Entries from a dataset
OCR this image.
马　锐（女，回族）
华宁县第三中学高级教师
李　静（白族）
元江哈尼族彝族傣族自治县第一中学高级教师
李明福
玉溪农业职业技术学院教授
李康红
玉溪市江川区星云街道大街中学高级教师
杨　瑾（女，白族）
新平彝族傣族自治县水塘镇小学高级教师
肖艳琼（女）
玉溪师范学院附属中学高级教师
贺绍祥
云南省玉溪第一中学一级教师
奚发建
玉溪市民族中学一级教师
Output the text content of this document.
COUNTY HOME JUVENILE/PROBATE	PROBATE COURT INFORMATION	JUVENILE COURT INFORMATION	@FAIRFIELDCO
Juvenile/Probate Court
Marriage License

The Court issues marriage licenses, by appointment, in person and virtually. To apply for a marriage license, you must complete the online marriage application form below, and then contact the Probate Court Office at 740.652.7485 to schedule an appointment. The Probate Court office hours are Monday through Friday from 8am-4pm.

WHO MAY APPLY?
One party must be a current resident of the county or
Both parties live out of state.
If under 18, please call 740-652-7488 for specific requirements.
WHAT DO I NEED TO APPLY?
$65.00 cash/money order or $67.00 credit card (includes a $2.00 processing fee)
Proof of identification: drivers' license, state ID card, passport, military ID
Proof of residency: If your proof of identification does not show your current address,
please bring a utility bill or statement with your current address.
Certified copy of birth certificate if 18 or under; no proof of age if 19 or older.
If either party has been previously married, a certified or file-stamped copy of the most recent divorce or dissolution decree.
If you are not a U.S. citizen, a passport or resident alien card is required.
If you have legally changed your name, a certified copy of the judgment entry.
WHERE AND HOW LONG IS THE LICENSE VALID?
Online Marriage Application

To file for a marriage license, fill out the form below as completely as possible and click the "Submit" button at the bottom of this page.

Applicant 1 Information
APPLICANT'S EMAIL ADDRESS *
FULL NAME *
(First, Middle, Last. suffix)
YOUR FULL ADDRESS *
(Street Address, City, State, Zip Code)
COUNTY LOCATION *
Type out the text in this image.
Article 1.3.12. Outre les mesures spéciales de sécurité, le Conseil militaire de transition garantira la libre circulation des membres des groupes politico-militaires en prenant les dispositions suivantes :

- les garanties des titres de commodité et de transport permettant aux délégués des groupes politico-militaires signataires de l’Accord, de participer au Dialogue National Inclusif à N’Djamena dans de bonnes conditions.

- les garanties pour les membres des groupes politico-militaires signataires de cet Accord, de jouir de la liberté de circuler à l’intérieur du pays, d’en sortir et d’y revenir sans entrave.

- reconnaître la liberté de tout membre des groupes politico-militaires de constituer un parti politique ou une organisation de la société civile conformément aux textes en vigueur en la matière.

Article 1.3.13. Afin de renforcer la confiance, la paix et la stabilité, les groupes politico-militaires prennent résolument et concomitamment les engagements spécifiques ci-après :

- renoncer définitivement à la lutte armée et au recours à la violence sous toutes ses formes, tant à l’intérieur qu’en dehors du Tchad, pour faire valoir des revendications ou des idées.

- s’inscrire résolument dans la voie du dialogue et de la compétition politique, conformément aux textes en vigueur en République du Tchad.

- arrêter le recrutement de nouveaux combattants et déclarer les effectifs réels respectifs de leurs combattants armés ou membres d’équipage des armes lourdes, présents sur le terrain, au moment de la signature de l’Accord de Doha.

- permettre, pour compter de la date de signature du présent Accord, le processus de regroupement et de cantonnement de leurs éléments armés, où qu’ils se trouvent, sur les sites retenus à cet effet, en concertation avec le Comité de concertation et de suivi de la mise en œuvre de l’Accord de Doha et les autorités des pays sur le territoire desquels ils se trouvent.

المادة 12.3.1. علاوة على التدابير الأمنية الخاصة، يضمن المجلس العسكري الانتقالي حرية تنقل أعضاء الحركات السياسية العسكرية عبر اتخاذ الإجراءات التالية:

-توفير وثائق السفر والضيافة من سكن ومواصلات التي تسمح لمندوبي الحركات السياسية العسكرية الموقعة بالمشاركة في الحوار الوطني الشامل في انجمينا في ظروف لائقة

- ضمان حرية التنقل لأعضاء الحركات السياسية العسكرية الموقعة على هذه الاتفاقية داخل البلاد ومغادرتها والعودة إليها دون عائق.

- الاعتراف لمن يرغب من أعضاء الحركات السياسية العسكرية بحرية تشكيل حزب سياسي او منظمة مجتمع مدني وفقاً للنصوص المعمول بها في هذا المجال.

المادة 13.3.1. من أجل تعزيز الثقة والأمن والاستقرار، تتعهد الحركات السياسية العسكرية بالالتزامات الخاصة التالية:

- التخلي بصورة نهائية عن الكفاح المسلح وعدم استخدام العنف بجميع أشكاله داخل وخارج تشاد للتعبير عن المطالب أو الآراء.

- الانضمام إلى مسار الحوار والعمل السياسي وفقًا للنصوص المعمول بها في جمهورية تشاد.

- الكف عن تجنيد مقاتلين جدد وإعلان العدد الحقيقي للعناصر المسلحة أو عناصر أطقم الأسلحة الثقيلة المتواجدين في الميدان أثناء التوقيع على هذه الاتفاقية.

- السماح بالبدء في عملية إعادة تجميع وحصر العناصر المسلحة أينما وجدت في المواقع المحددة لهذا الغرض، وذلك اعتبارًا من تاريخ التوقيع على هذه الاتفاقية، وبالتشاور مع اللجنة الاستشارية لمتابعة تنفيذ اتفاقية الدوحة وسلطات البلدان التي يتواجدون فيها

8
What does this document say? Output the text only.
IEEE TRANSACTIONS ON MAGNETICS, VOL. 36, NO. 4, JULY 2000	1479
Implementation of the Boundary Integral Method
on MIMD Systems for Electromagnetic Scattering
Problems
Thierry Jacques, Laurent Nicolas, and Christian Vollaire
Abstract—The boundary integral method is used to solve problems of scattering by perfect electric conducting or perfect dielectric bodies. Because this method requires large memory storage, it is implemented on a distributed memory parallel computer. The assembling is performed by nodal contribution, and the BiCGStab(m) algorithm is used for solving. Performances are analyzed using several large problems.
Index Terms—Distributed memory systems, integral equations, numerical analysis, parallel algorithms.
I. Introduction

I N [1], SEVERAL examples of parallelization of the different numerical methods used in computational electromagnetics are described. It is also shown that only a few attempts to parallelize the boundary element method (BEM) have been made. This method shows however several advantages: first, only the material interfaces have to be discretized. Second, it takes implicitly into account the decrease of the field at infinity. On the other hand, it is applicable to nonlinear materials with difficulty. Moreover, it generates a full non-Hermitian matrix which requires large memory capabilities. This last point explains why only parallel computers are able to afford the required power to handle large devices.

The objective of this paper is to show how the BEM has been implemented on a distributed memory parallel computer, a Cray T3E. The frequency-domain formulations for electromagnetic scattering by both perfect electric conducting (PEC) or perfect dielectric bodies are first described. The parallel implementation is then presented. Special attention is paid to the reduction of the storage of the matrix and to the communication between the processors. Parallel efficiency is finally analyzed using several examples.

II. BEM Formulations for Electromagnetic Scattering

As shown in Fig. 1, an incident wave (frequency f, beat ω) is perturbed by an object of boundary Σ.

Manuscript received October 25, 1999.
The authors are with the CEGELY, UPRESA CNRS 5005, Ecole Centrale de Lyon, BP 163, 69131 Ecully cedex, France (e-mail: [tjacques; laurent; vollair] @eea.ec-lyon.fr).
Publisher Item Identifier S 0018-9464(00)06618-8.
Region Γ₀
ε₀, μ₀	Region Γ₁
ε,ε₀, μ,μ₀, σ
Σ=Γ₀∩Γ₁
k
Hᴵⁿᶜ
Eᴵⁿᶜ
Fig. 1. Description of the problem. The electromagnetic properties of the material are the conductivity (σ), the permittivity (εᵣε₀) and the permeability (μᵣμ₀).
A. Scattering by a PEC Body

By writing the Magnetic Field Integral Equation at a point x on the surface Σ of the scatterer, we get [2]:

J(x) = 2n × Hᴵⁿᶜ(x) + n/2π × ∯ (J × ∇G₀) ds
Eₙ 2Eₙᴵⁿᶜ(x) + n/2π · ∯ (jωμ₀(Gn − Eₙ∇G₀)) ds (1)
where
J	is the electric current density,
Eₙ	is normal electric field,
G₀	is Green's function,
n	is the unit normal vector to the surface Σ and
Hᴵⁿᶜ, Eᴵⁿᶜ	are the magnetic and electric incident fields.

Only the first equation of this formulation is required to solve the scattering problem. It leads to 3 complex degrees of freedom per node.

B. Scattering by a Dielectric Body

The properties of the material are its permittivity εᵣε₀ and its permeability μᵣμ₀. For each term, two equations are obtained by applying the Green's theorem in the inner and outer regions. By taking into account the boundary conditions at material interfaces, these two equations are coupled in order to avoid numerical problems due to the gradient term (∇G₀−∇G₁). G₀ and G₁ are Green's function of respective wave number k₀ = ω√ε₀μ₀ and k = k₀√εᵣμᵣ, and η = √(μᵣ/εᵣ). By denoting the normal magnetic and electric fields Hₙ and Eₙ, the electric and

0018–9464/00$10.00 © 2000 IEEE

### [What you will do]
From the records, copy every line that has the string "conformément" in it.

### [Result of the exercise]
- reconnaître la liberté de tout membre des groupes politico-militaires de constituer un parti politique ou une organisation de la société civile conformément aux textes en vigueur en la matière.
- s’inscrire résolument dans la voie du dialogue et de la compétition politique, conformément aux textes en vigueur en République du Tchad.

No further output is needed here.